Write out the material again word for word, dropping any images it holds.

(Data to use):
━━━━━━

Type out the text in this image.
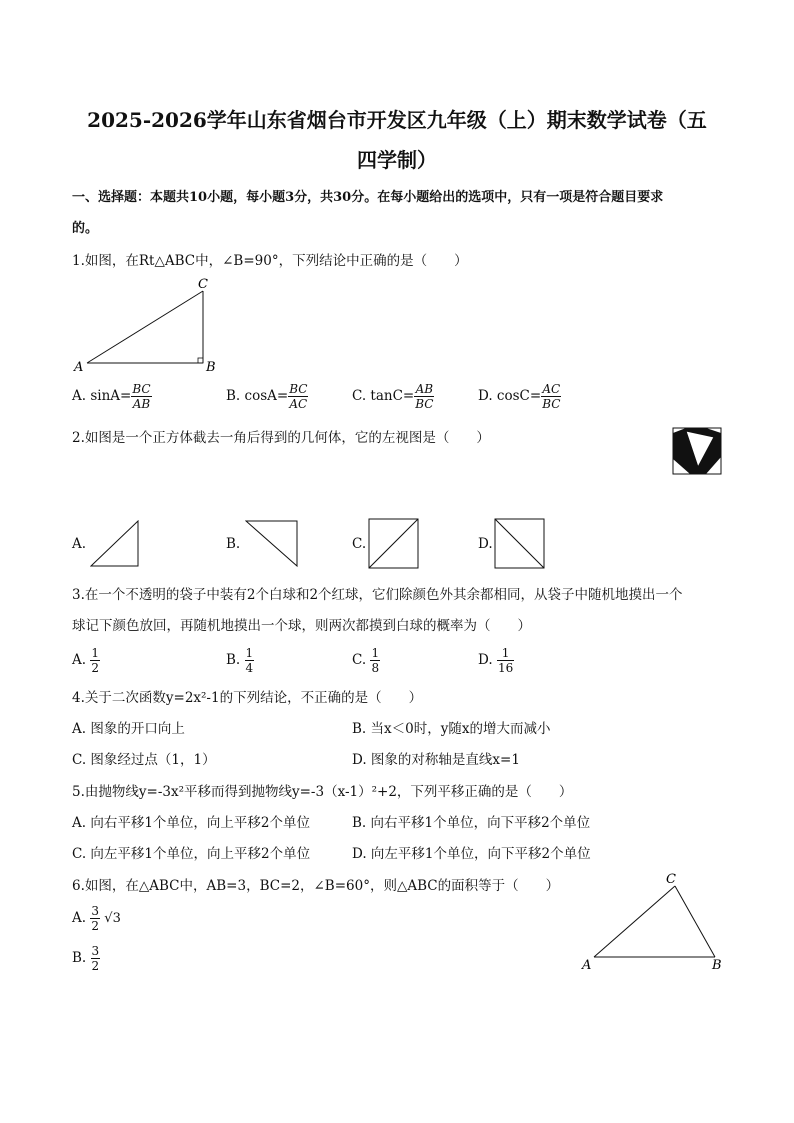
2025-2026学年山东省烟台市开发区九年级（上）期末数学试卷（五
四学制）
一、选择题：本题共10小题，每小题3分，共30分。在每小题给出的选项中，只有一项是符合题目要求
的。
1.如图，在Rt△ABC中，∠B=90°，下列结论中正确的是（　　）
A	B
C
A. $\sin A= \frac{BC}{AB}$	B. $\cos A= \frac{BC}{AC}$	C. $\tan C= \frac{AB}{BC}$	D. $\cos C= \frac{AC}{BC}$
2.如图是一个正方体截去一角后得到的几何体，它的左视图是（　　）
A.	B.	C.	D.
3.在一个不透明的袋子中装有2个白球和2个红球，它们除颜色外其余都相同，从袋子中随机地摸出一个
球记下颜色放回，再随机地摸出一个球，则两次都摸到白球的概率为（　　）
A. $\frac{1}{2}$	B. $\frac{1}{4}$	C. $\frac{1}{8}$	D. $\frac{1}{16}$
4.关于二次函数y=2x²-1的下列结论，不正确的是（　　）
A. 图象的开口向上	B. 当x＜0时，y随x的增大而减小
C. 图象经过点（1，1）	D. 图象的对称轴是直线x=1
5.由抛物线y=-3x²平移而得到抛物线y=-3（x-1）²+2，下列平移正确的是（　　）
A. 向右平移1个单位，向上平移2个单位	B. 向右平移1个单位，向下平移2个单位
C. 向左平移1个单位，向上平移2个单位	D. 向左平移1个单位，向下平移2个单位
6.如图，在△ABC中，AB=3，BC=2，∠B=60°，则△ABC的面积等于（　　）
A. $\frac{3}{2} √3$
B. $\frac{3}{2}$	A	B
C
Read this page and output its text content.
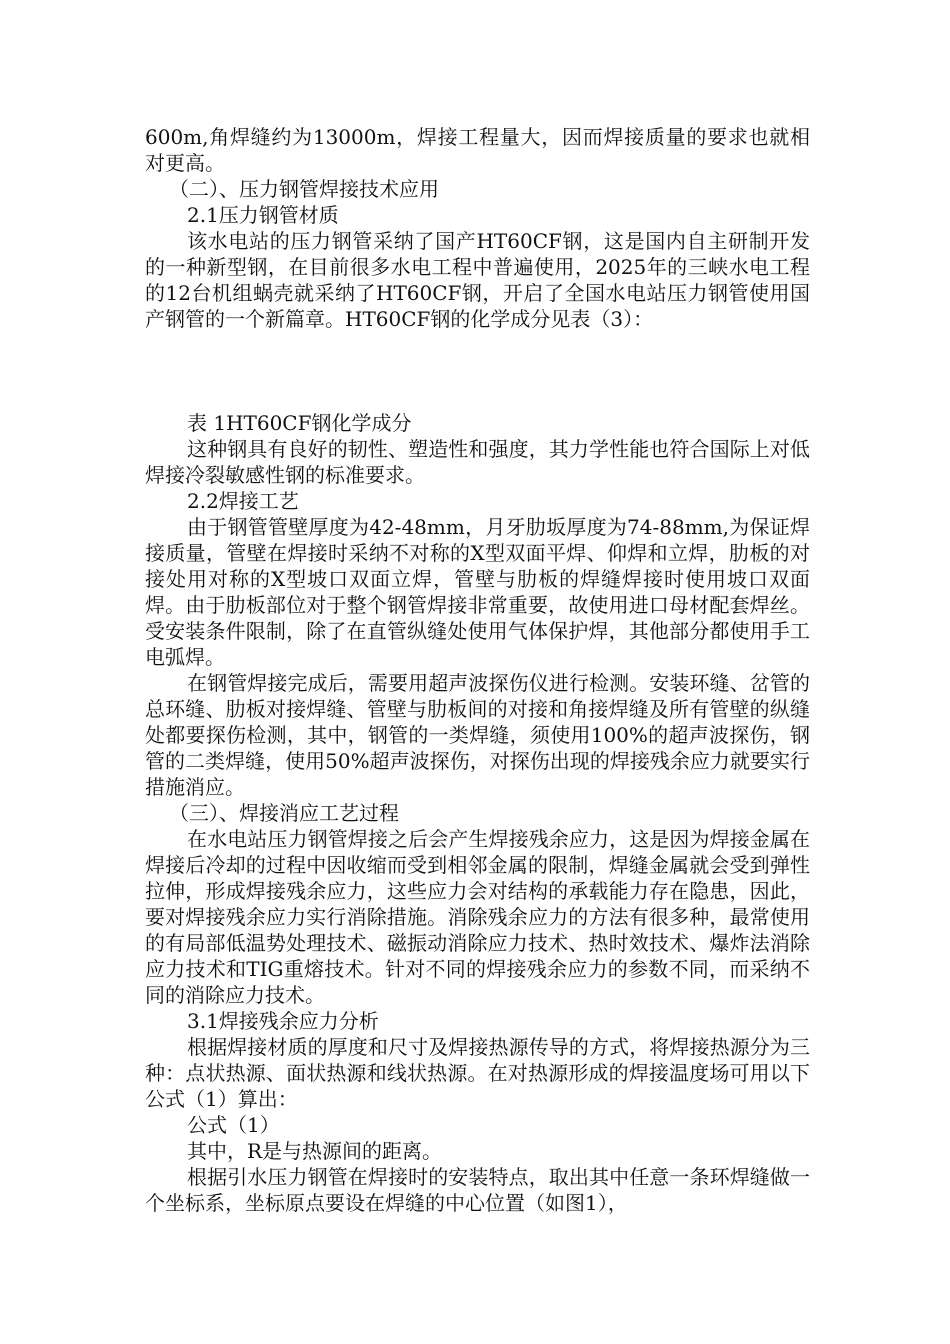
600m,角焊缝约为13000m，焊接工程量大，因而焊接质量的要求也就相对更高。

（二）、压力钢管焊接技术应用

2.1压力钢管材质

该水电站的压力钢管采纳了国产HT60CF钢，这是国内自主研制开发的一种新型钢，在目前很多水电工程中普遍使用，2025年的三峡水电工程的12台机组蜗壳就采纳了HT60CF钢，开启了全国水电站压力钢管使用国产钢管的一个新篇章。HT60CF钢的化学成分见表（3）：

表 1HT60CF钢化学成分

这种钢具有良好的韧性、塑造性和强度，其力学性能也符合国际上对低焊接冷裂敏感性钢的标准要求。

2.2焊接工艺

由于钢管管壁厚度为42-48mm，月牙肋坂厚度为74-88mm,为保证焊接质量，管壁在焊接时采纳不对称的X型双面平焊、仰焊和立焊，肋板的对接处用对称的X型坡口双面立焊，管壁与肋板的焊缝焊接时使用坡口双面焊。由于肋板部位对于整个钢管焊接非常重要，故使用进口母材配套焊丝。受安装条件限制，除了在直管纵缝处使用气体保护焊，其他部分都使用手工电弧焊。

在钢管焊接完成后，需要用超声波探伤仪进行检测。安装环缝、岔管的总环缝、肋板对接焊缝、管壁与肋板间的对接和角接焊缝及所有管壁的纵缝处都要探伤检测，其中，钢管的一类焊缝，须使用100%的超声波探伤，钢管的二类焊缝，使用50%超声波探伤，对探伤出现的焊接残余应力就要实行措施消应。

（三）、焊接消应工艺过程

在水电站压力钢管焊接之后会产生焊接残余应力，这是因为焊接金属在焊接后冷却的过程中因收缩而受到相邻金属的限制，焊缝金属就会受到弹性拉伸，形成焊接残余应力，这些应力会对结构的承载能力存在隐患，因此，要对焊接残余应力实行消除措施。消除残余应力的方法有很多种，最常使用的有局部低温势处理技术、磁振动消除应力技术、热时效技术、爆炸法消除应力技术和TIG重熔技术。针对不同的焊接残余应力的参数不同，而采纳不同的消除应力技术。

3.1焊接残余应力分析

根据焊接材质的厚度和尺寸及焊接热源传导的方式，将焊接热源分为三种：点状热源、面状热源和线状热源。在对热源形成的焊接温度场可用以下公式（1）算出：

公式（1）

其中，R是与热源间的距离。

根据引水压力钢管在焊接时的安装特点，取出其中任意一条环焊缝做一个坐标系，坐标原点要设在焊缝的中心位置（如图1），
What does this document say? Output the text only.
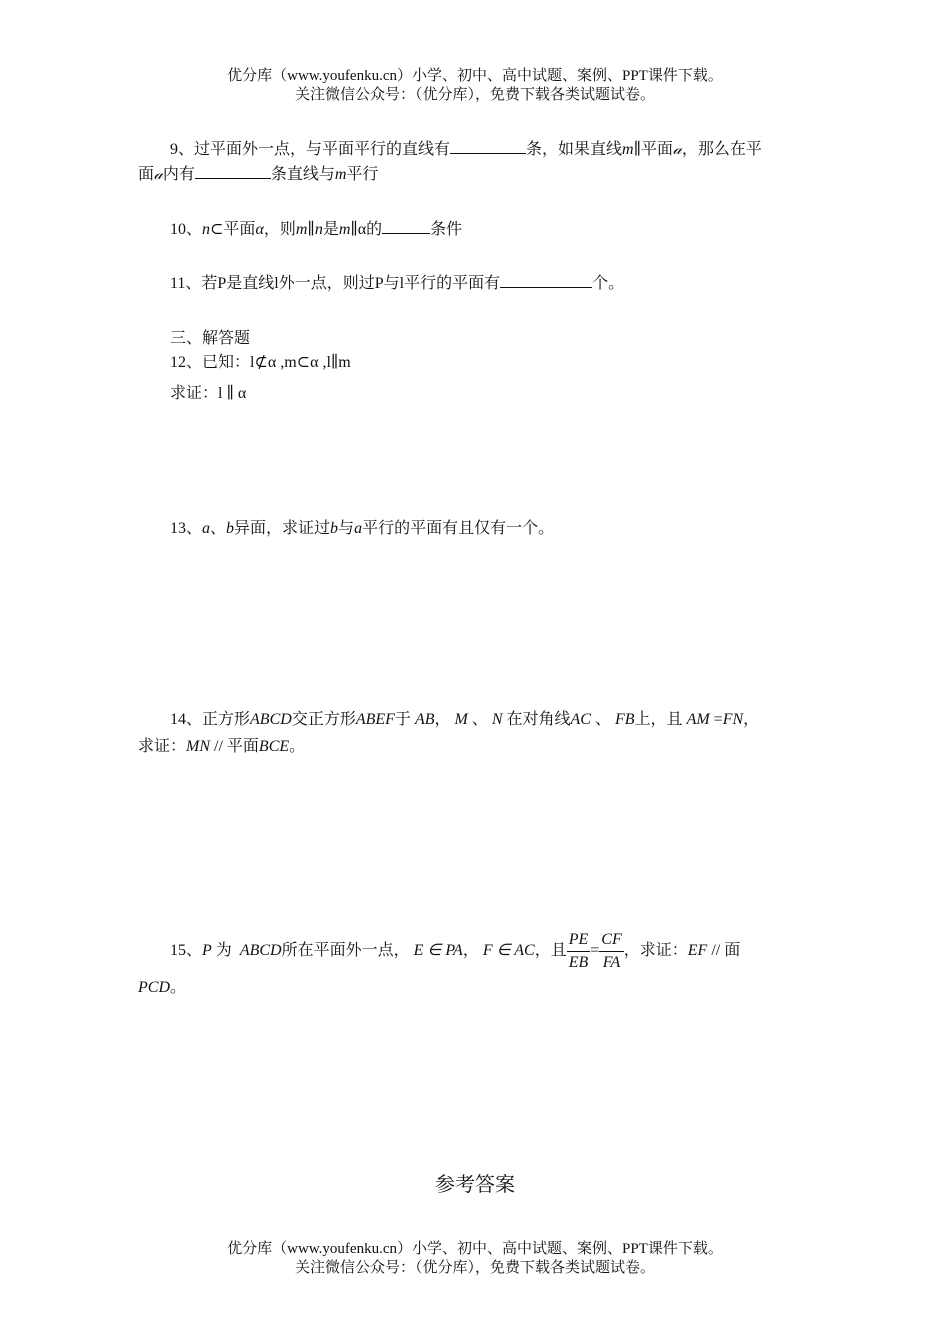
优分库（www.youfenku.cn）小学、初中、高中试题、案例、PPT课件下载。
关注微信公众号：（优分库），免费下载各类试题试卷。
9、过平面外一点，与平面平行的直线有	条，如果直线m∥平面𝒶，那么在平
面𝒶内有	条直线与m平行
10、n⊂平面α，则m∥n是m∥α的	条件
11、若P是直线l外一点，则过P与l平行的平面有	个。
三、解答题
12、已知：l⊄α ,m⊂α ,l∥m
求证：l ∥ α
13、a、b异面，求证过b与a平行的平面有且仅有一个。
14、正方形ABCD交正方形ABEF于 AB， M 、 N 在对角线AC 、 FB上，且 AM =FN，
求证：MN // 平面BCE。
15、P 为 ABCD所在平面外一点， E ∈ PA， F ∈ AC，且 $\frac{PE}{EB} = \frac{CF}{FA}$ ，求证：EF // 面
PCD。
参考答案
优分库（www.youfenku.cn）小学、初中、高中试题、案例、PPT课件下载。
关注微信公众号：（优分库），免费下载各类试题试卷。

━━━━━━

(Exercise answer):
Type out the text in this image.
2025-2026学年山东省烟台市开发区九年级（上）期末数学试卷（五
四学制）
一、选择题：本题共10小题，每小题3分，共30分。在每小题给出的选项中，只有一项是符合题目要求
的。
1.如图，在Rt△ABC中，∠B=90°，下列结论中正确的是（　　）
A	B
C
A. $\sin A= \frac{BC}{AB}$	B. $\cos A= \frac{BC}{AC}$	C. $\tan C= \frac{AB}{BC}$	D. $\cos C= \frac{AC}{BC}$
2.如图是一个正方体截去一角后得到的几何体，它的左视图是（　　）
A.	B.	C.	D.
3.在一个不透明的袋子中装有2个白球和2个红球，它们除颜色外其余都相同，从袋子中随机地摸出一个
球记下颜色放回，再随机地摸出一个球，则两次都摸到白球的概率为（　　）
A. $\frac{1}{2}$	B. $\frac{1}{4}$	C. $\frac{1}{8}$	D. $\frac{1}{16}$
4.关于二次函数y=2x²-1的下列结论，不正确的是（　　）
A. 图象的开口向上	B. 当x＜0时，y随x的增大而减小
C. 图象经过点（1，1）	D. 图象的对称轴是直线x=1
5.由抛物线y=-3x²平移而得到抛物线y=-3（x-1）²+2，下列平移正确的是（　　）
A. 向右平移1个单位，向上平移2个单位	B. 向右平移1个单位，向下平移2个单位
C. 向左平移1个单位，向上平移2个单位	D. 向左平移1个单位，向下平移2个单位
6.如图，在△ABC中，AB=3，BC=2，∠B=60°，则△ABC的面积等于（　　）
A. $\frac{3}{2} √3$
B. $\frac{3}{2}$	A	B
C
Read this page and output its text content.
600m,角焊缝约为13000m，焊接工程量大，因而焊接质量的要求也就相对更高。

（二）、压力钢管焊接技术应用

2.1压力钢管材质

该水电站的压力钢管采纳了国产HT60CF钢，这是国内自主研制开发的一种新型钢，在目前很多水电工程中普遍使用，2025年的三峡水电工程的12台机组蜗壳就采纳了HT60CF钢，开启了全国水电站压力钢管使用国产钢管的一个新篇章。HT60CF钢的化学成分见表（3）：

表 1HT60CF钢化学成分

这种钢具有良好的韧性、塑造性和强度，其力学性能也符合国际上对低焊接冷裂敏感性钢的标准要求。

2.2焊接工艺

由于钢管管壁厚度为42-48mm，月牙肋坂厚度为74-88mm,为保证焊接质量，管壁在焊接时采纳不对称的X型双面平焊、仰焊和立焊，肋板的对接处用对称的X型坡口双面立焊，管壁与肋板的焊缝焊接时使用坡口双面焊。由于肋板部位对于整个钢管焊接非常重要，故使用进口母材配套焊丝。受安装条件限制，除了在直管纵缝处使用气体保护焊，其他部分都使用手工电弧焊。

在钢管焊接完成后，需要用超声波探伤仪进行检测。安装环缝、岔管的总环缝、肋板对接焊缝、管壁与肋板间的对接和角接焊缝及所有管壁的纵缝处都要探伤检测，其中，钢管的一类焊缝，须使用100%的超声波探伤，钢管的二类焊缝，使用50%超声波探伤，对探伤出现的焊接残余应力就要实行措施消应。

（三）、焊接消应工艺过程

在水电站压力钢管焊接之后会产生焊接残余应力，这是因为焊接金属在焊接后冷却的过程中因收缩而受到相邻金属的限制，焊缝金属就会受到弹性拉伸，形成焊接残余应力，这些应力会对结构的承载能力存在隐患，因此，要对焊接残余应力实行消除措施。消除残余应力的方法有很多种，最常使用的有局部低温势处理技术、磁振动消除应力技术、热时效技术、爆炸法消除应力技术和TIG重熔技术。针对不同的焊接残余应力的参数不同，而采纳不同的消除应力技术。

3.1焊接残余应力分析

根据焊接材质的厚度和尺寸及焊接热源传导的方式，将焊接热源分为三种：点状热源、面状热源和线状热源。在对热源形成的焊接温度场可用以下公式（1）算出：

公式（1）

其中，R是与热源间的距离。

根据引水压力钢管在焊接时的安装特点，取出其中任意一条环焊缝做一个坐标系，坐标原点要设在焊缝的中心位置（如图1），
What does this document say? Output the text only.
优分库（www.youfenku.cn）小学、初中、高中试题、案例、PPT课件下载。
关注微信公众号：（优分库），免费下载各类试题试卷。
9、过平面外一点，与平面平行的直线有	条，如果直线m∥平面𝒶，那么在平
面𝒶内有	条直线与m平行
10、n⊂平面α，则m∥n是m∥α的	条件
11、若P是直线l外一点，则过P与l平行的平面有	个。
三、解答题
12、已知：l⊄α ,m⊂α ,l∥m
求证：l ∥ α
13、a、b异面，求证过b与a平行的平面有且仅有一个。
14、正方形ABCD交正方形ABEF于 AB， M 、 N 在对角线AC 、 FB上，且 AM =FN，
求证：MN // 平面BCE。
15、P 为 ABCD所在平面外一点， E ∈ PA， F ∈ AC，且 $\frac{PE}{EB} = \frac{CF}{FA}$ ，求证：EF // 面
PCD。
参考答案
优分库（www.youfenku.cn）小学、初中、高中试题、案例、PPT课件下载。
关注微信公众号：（优分库），免费下载各类试题试卷。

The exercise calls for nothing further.